Objective: Copy the data exactly; pictures stay out of the copy.

Dataset excerpts:

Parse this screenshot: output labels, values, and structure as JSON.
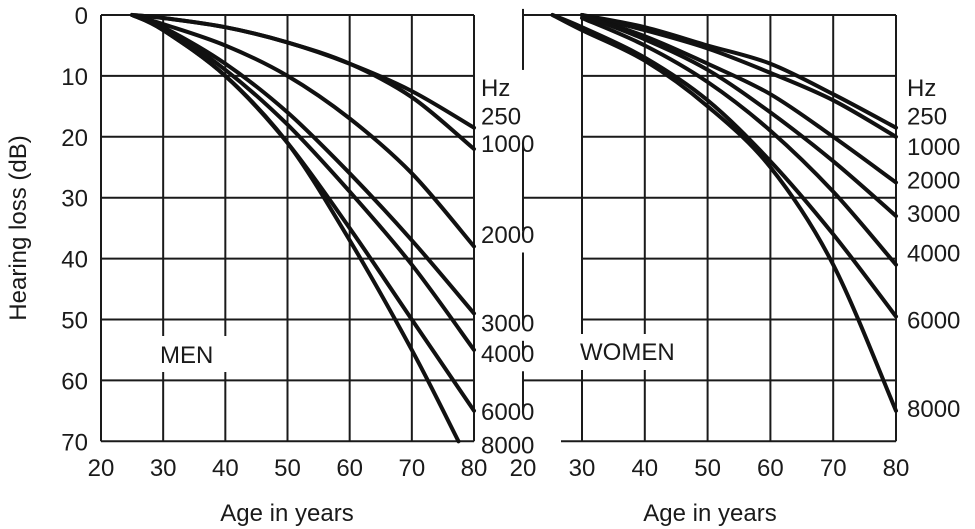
{
  "chart_data": {
    "type": "line",
    "title": "",
    "ylabel": "Hearing loss (dB)",
    "xlabel": "Age in years",
    "y_inverted": true,
    "ylim": [
      0,
      70
    ],
    "xlim": [
      20,
      80
    ],
    "y_ticks": [
      "0",
      "10",
      "20",
      "30",
      "40",
      "50",
      "60",
      "70"
    ],
    "x_ticks": [
      "20",
      "30",
      "40",
      "50",
      "60",
      "70",
      "80"
    ],
    "grid": true,
    "legend_unit": "Hz",
    "panels": [
      {
        "name": "MEN",
        "series": [
          {
            "name": "250",
            "x": [
              25,
              30,
              40,
              50,
              60,
              70,
              80
            ],
            "values": [
              0,
              0.5,
              2,
              4.5,
              8,
              12.5,
              18.5
            ]
          },
          {
            "name": "1000",
            "x": [
              25,
              30,
              40,
              50,
              60,
              70,
              80
            ],
            "values": [
              0,
              0.5,
              2,
              4.5,
              8,
              13.5,
              22
            ]
          },
          {
            "name": "2000",
            "x": [
              25,
              30,
              40,
              50,
              60,
              70,
              80
            ],
            "values": [
              0,
              1.5,
              5,
              10,
              17,
              26,
              38
            ]
          },
          {
            "name": "3000",
            "x": [
              25,
              30,
              40,
              50,
              60,
              70,
              80
            ],
            "values": [
              0,
              2,
              8,
              16,
              26,
              37,
              49
            ]
          },
          {
            "name": "4000",
            "x": [
              25,
              30,
              40,
              50,
              60,
              70,
              80
            ],
            "values": [
              0,
              2,
              9,
              18,
              29,
              41,
              55
            ]
          },
          {
            "name": "6000",
            "x": [
              25,
              30,
              40,
              50,
              60,
              70,
              80
            ],
            "values": [
              0,
              2.5,
              10,
              21,
              35,
              50,
              65
            ]
          },
          {
            "name": "8000",
            "x": [
              25,
              30,
              40,
              50,
              60,
              70,
              77.5
            ],
            "values": [
              0,
              2.5,
              10,
              21,
              37,
              55,
              70
            ]
          }
        ],
        "label_db": {
          "250": 16.5,
          "1000": 21,
          "2000": 36,
          "3000": 50.5,
          "4000": 55.5,
          "6000": 65,
          "8000": 70.5
        }
      },
      {
        "name": "WOMEN",
        "series": [
          {
            "name": "250",
            "x": [
              30,
              40,
              50,
              60,
              70,
              80
            ],
            "values": [
              0,
              2,
              5,
              8,
              13,
              18.5
            ]
          },
          {
            "name": "1000",
            "x": [
              30,
              40,
              50,
              60,
              70,
              80
            ],
            "values": [
              0,
              2.5,
              5.5,
              9.5,
              14,
              20
            ]
          },
          {
            "name": "2000",
            "x": [
              30,
              40,
              50,
              60,
              70,
              80
            ],
            "values": [
              0,
              3.5,
              8,
              13,
              20,
              27.5
            ]
          },
          {
            "name": "3000",
            "x": [
              30,
              40,
              50,
              60,
              70,
              80
            ],
            "values": [
              0,
              4,
              9,
              16,
              24,
              33
            ]
          },
          {
            "name": "4000",
            "x": [
              30,
              40,
              50,
              60,
              70,
              80
            ],
            "values": [
              0.5,
              5,
              11,
              19,
              29,
              41
            ]
          },
          {
            "name": "6000",
            "x": [
              25,
              30,
              40,
              50,
              60,
              70,
              80
            ],
            "values": [
              0,
              2,
              7,
              14,
              24,
              36,
              49.5
            ]
          },
          {
            "name": "8000",
            "x": [
              25,
              30,
              40,
              50,
              60,
              70,
              80
            ],
            "values": [
              0,
              2.5,
              7.5,
              15,
              25,
              41,
              65
            ]
          }
        ],
        "label_db": {
          "250": 16.5,
          "1000": 21.5,
          "2000": 27,
          "3000": 32.5,
          "4000": 39,
          "6000": 50,
          "8000": 64.5
        }
      }
    ]
  },
  "labels": {
    "y_axis": "Hearing loss (dB)",
    "x_axis_left": "Age in years",
    "x_axis_right": "Age in years",
    "men": "MEN",
    "women": "WOMEN",
    "hz": "Hz"
  }
}
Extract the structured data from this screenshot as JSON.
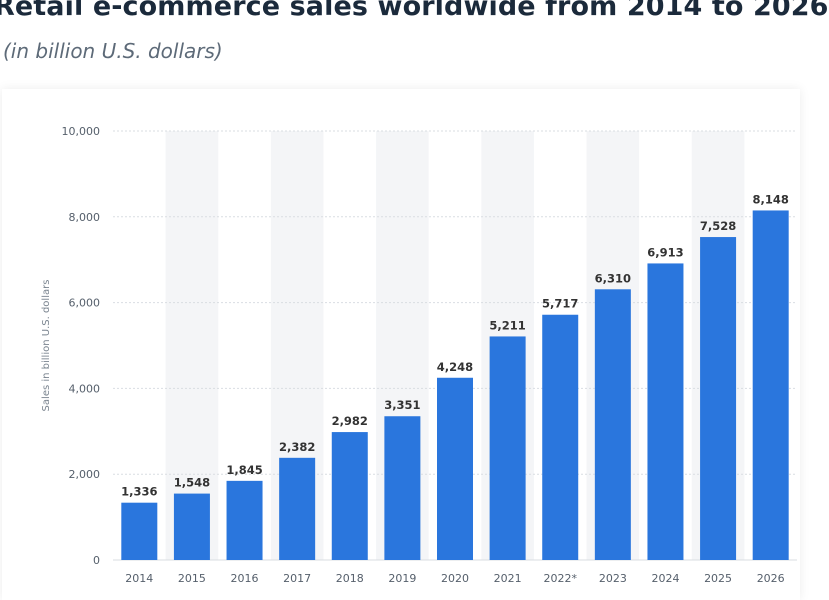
{
  "chart_data": {
    "type": "bar",
    "title": "Retail e-commerce sales worldwide from 2014 to 2026",
    "subtitle": "(in billion U.S. dollars)",
    "xlabel": "",
    "ylabel": "Sales in billion U.S. dollars",
    "categories": [
      "2014",
      "2015",
      "2016",
      "2017",
      "2018",
      "2019",
      "2020",
      "2021",
      "2022*",
      "2023",
      "2024",
      "2025",
      "2026"
    ],
    "values": [
      1336,
      1548,
      1845,
      2382,
      2982,
      3351,
      4248,
      5211,
      5717,
      6310,
      6913,
      7528,
      8148
    ],
    "value_labels": [
      "1,336",
      "1,548",
      "1,845",
      "2,382",
      "2,982",
      "3,351",
      "4,248",
      "5,211",
      "5,717",
      "6,310",
      "6,913",
      "7,528",
      "8,148"
    ],
    "ylim": [
      0,
      10000
    ],
    "yticks": [
      0,
      2000,
      4000,
      6000,
      8000,
      10000
    ],
    "ytick_labels": [
      "0",
      "2,000",
      "4,000",
      "6,000",
      "8,000",
      "10,000"
    ],
    "grid": true,
    "alternating_column_shading": true,
    "colors": {
      "bar": "#2a76dd",
      "grid": "#d9dde2",
      "shade": "#f4f5f7"
    }
  }
}
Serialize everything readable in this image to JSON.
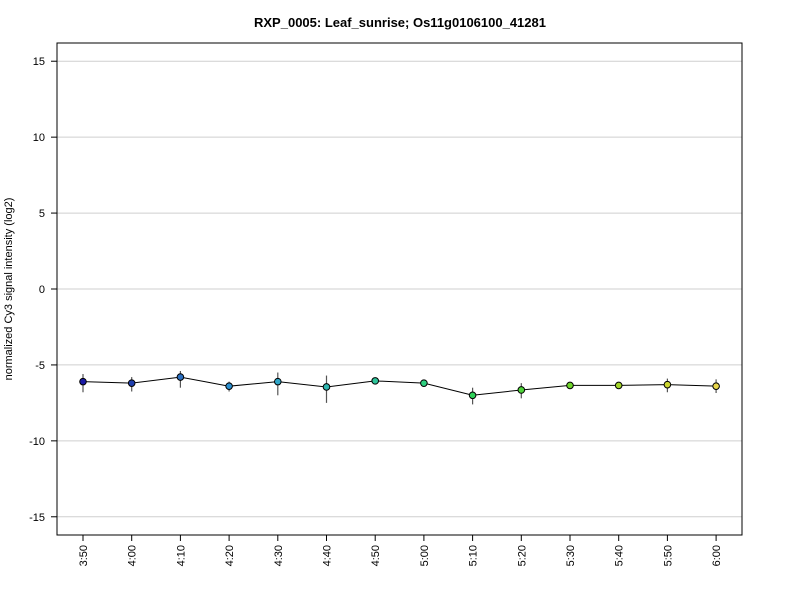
{
  "chart_data": {
    "type": "line",
    "title": "RXP_0005: Leaf_sunrise; Os11g0106100_41281",
    "xlabel": "",
    "ylabel": "normalized Cy3 signal intensity (log2)",
    "ylim": [
      -16.2,
      16.2
    ],
    "yticks": [
      15,
      10,
      5,
      0,
      -5,
      -10,
      -15
    ],
    "grid": true,
    "categories": [
      "3:50",
      "4:00",
      "4:10",
      "4:20",
      "4:30",
      "4:40",
      "4:50",
      "5:00",
      "5:10",
      "5:20",
      "5:30",
      "5:40",
      "5:50",
      "6:00"
    ],
    "series": [
      {
        "values": [
          -6.1,
          -6.2,
          -5.8,
          -6.4,
          -6.1,
          -6.45,
          -6.05,
          -6.2,
          -7.0,
          -6.65,
          -6.35,
          -6.35,
          -6.3,
          -6.4
        ],
        "error_low": [
          -6.8,
          -6.75,
          -6.5,
          -6.75,
          -7.0,
          -7.5,
          -6.1,
          -6.3,
          -7.6,
          -7.2,
          -6.45,
          -6.5,
          -6.8,
          -6.85
        ],
        "error_high": [
          -5.6,
          -5.8,
          -5.4,
          -6.1,
          -5.5,
          -5.7,
          -5.95,
          -6.1,
          -6.5,
          -6.2,
          -6.25,
          -6.2,
          -5.9,
          -5.95
        ],
        "point_colors": [
          "#1a1aa6",
          "#1f3fae",
          "#2a6fc1",
          "#2c90d0",
          "#2fa6c8",
          "#2fb6b0",
          "#2ec49a",
          "#2fcf80",
          "#2fd15a",
          "#4fd33a",
          "#6fd52a",
          "#a2d52a",
          "#ccd630",
          "#e8d64a"
        ]
      }
    ]
  }
}
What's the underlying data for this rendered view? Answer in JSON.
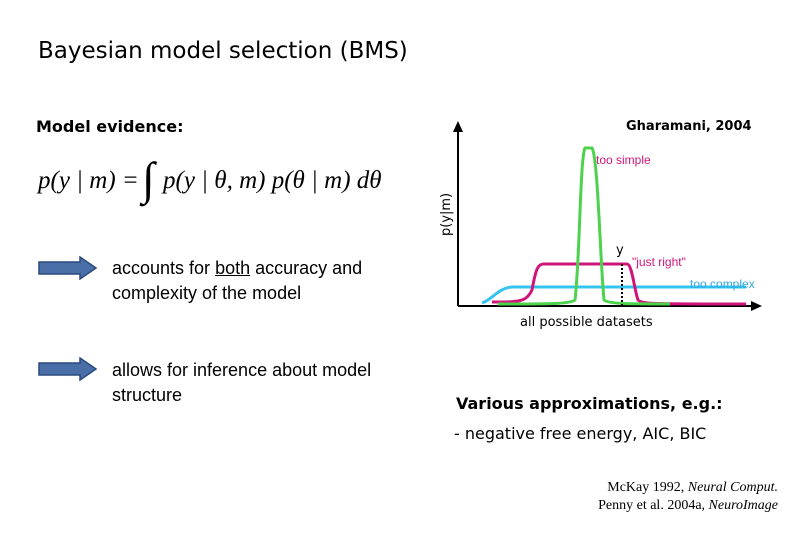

Response to the exercise:
Parse this screenshot: output labels, values, and structure as JSON.
{
  "chart_data": {
    "type": "line",
    "title": "",
    "ylabel": "Hearing loss (dB)",
    "xlabel": "Age in years",
    "y_inverted": true,
    "ylim": [
      0,
      70
    ],
    "xlim": [
      20,
      80
    ],
    "y_ticks": [
      "0",
      "10",
      "20",
      "30",
      "40",
      "50",
      "60",
      "70"
    ],
    "x_ticks": [
      "20",
      "30",
      "40",
      "50",
      "60",
      "70",
      "80"
    ],
    "grid": true,
    "legend_unit": "Hz",
    "panels": [
      {
        "name": "MEN",
        "series": [
          {
            "name": "250",
            "x": [
              25,
              30,
              40,
              50,
              60,
              70,
              80
            ],
            "values": [
              0,
              0.5,
              2,
              4.5,
              8,
              12.5,
              18.5
            ]
          },
          {
            "name": "1000",
            "x": [
              25,
              30,
              40,
              50,
              60,
              70,
              80
            ],
            "values": [
              0,
              0.5,
              2,
              4.5,
              8,
              13.5,
              22
            ]
          },
          {
            "name": "2000",
            "x": [
              25,
              30,
              40,
              50,
              60,
              70,
              80
            ],
            "values": [
              0,
              1.5,
              5,
              10,
              17,
              26,
              38
            ]
          },
          {
            "name": "3000",
            "x": [
              25,
              30,
              40,
              50,
              60,
              70,
              80
            ],
            "values": [
              0,
              2,
              8,
              16,
              26,
              37,
              49
            ]
          },
          {
            "name": "4000",
            "x": [
              25,
              30,
              40,
              50,
              60,
              70,
              80
            ],
            "values": [
              0,
              2,
              9,
              18,
              29,
              41,
              55
            ]
          },
          {
            "name": "6000",
            "x": [
              25,
              30,
              40,
              50,
              60,
              70,
              80
            ],
            "values": [
              0,
              2.5,
              10,
              21,
              35,
              50,
              65
            ]
          },
          {
            "name": "8000",
            "x": [
              25,
              30,
              40,
              50,
              60,
              70,
              77.5
            ],
            "values": [
              0,
              2.5,
              10,
              21,
              37,
              55,
              70
            ]
          }
        ],
        "label_db": {
          "250": 16.5,
          "1000": 21,
          "2000": 36,
          "3000": 50.5,
          "4000": 55.5,
          "6000": 65,
          "8000": 70.5
        }
      },
      {
        "name": "WOMEN",
        "series": [
          {
            "name": "250",
            "x": [
              30,
              40,
              50,
              60,
              70,
              80
            ],
            "values": [
              0,
              2,
              5,
              8,
              13,
              18.5
            ]
          },
          {
            "name": "1000",
            "x": [
              30,
              40,
              50,
              60,
              70,
              80
            ],
            "values": [
              0,
              2.5,
              5.5,
              9.5,
              14,
              20
            ]
          },
          {
            "name": "2000",
            "x": [
              30,
              40,
              50,
              60,
              70,
              80
            ],
            "values": [
              0,
              3.5,
              8,
              13,
              20,
              27.5
            ]
          },
          {
            "name": "3000",
            "x": [
              30,
              40,
              50,
              60,
              70,
              80
            ],
            "values": [
              0,
              4,
              9,
              16,
              24,
              33
            ]
          },
          {
            "name": "4000",
            "x": [
              30,
              40,
              50,
              60,
              70,
              80
            ],
            "values": [
              0.5,
              5,
              11,
              19,
              29,
              41
            ]
          },
          {
            "name": "6000",
            "x": [
              25,
              30,
              40,
              50,
              60,
              70,
              80
            ],
            "values": [
              0,
              2,
              7,
              14,
              24,
              36,
              49.5
            ]
          },
          {
            "name": "8000",
            "x": [
              25,
              30,
              40,
              50,
              60,
              70,
              80
            ],
            "values": [
              0,
              2.5,
              7.5,
              15,
              25,
              41,
              65
            ]
          }
        ],
        "label_db": {
          "250": 16.5,
          "1000": 21.5,
          "2000": 27,
          "3000": 32.5,
          "4000": 39,
          "6000": 50,
          "8000": 64.5
        }
      }
    ]
  },
  "labels": {
    "y_axis": "Hearing loss (dB)",
    "x_axis_left": "Age in years",
    "x_axis_right": "Age in years",
    "men": "MEN",
    "women": "WOMEN",
    "hz": "Hz"
  }
}
Extract the structured data from this screenshot as JSON.
{
  "chart_data": {
    "type": "bar",
    "title": "Retail e-commerce sales worldwide from 2014 to 2026",
    "subtitle": "(in billion U.S. dollars)",
    "xlabel": "",
    "ylabel": "Sales in billion U.S. dollars",
    "categories": [
      "2014",
      "2015",
      "2016",
      "2017",
      "2018",
      "2019",
      "2020",
      "2021",
      "2022*",
      "2023",
      "2024",
      "2025",
      "2026"
    ],
    "values": [
      1336,
      1548,
      1845,
      2382,
      2982,
      3351,
      4248,
      5211,
      5717,
      6310,
      6913,
      7528,
      8148
    ],
    "value_labels": [
      "1,336",
      "1,548",
      "1,845",
      "2,382",
      "2,982",
      "3,351",
      "4,248",
      "5,211",
      "5,717",
      "6,310",
      "6,913",
      "7,528",
      "8,148"
    ],
    "ylim": [
      0,
      10000
    ],
    "yticks": [
      0,
      2000,
      4000,
      6000,
      8000,
      10000
    ],
    "ytick_labels": [
      "0",
      "2,000",
      "4,000",
      "6,000",
      "8,000",
      "10,000"
    ],
    "grid": true,
    "alternating_column_shading": true,
    "colors": {
      "bar": "#2a76dd",
      "grid": "#d9dde2",
      "shade": "#f4f5f7"
    }
  }
}
Serialize everything readable in this image to JSON.
{
  "chart_data": {
    "type": "line",
    "title": "RXP_0005: Leaf_sunrise; Os11g0106100_41281",
    "xlabel": "",
    "ylabel": "normalized Cy3 signal intensity (log2)",
    "ylim": [
      -16.2,
      16.2
    ],
    "yticks": [
      15,
      10,
      5,
      0,
      -5,
      -10,
      -15
    ],
    "grid": true,
    "categories": [
      "3:50",
      "4:00",
      "4:10",
      "4:20",
      "4:30",
      "4:40",
      "4:50",
      "5:00",
      "5:10",
      "5:20",
      "5:30",
      "5:40",
      "5:50",
      "6:00"
    ],
    "series": [
      {
        "values": [
          -6.1,
          -6.2,
          -5.8,
          -6.4,
          -6.1,
          -6.45,
          -6.05,
          -6.2,
          -7.0,
          -6.65,
          -6.35,
          -6.35,
          -6.3,
          -6.4
        ],
        "error_low": [
          -6.8,
          -6.75,
          -6.5,
          -6.75,
          -7.0,
          -7.5,
          -6.1,
          -6.3,
          -7.6,
          -7.2,
          -6.45,
          -6.5,
          -6.8,
          -6.85
        ],
        "error_high": [
          -5.6,
          -5.8,
          -5.4,
          -6.1,
          -5.5,
          -5.7,
          -5.95,
          -6.1,
          -6.5,
          -6.2,
          -6.25,
          -6.2,
          -5.9,
          -5.95
        ],
        "point_colors": [
          "#1a1aa6",
          "#1f3fae",
          "#2a6fc1",
          "#2c90d0",
          "#2fa6c8",
          "#2fb6b0",
          "#2ec49a",
          "#2fcf80",
          "#2fd15a",
          "#4fd33a",
          "#6fd52a",
          "#a2d52a",
          "#ccd630",
          "#e8d64a"
        ]
      }
    ]
  }
}
What's the underlying data for this rendered view? Answer in JSON.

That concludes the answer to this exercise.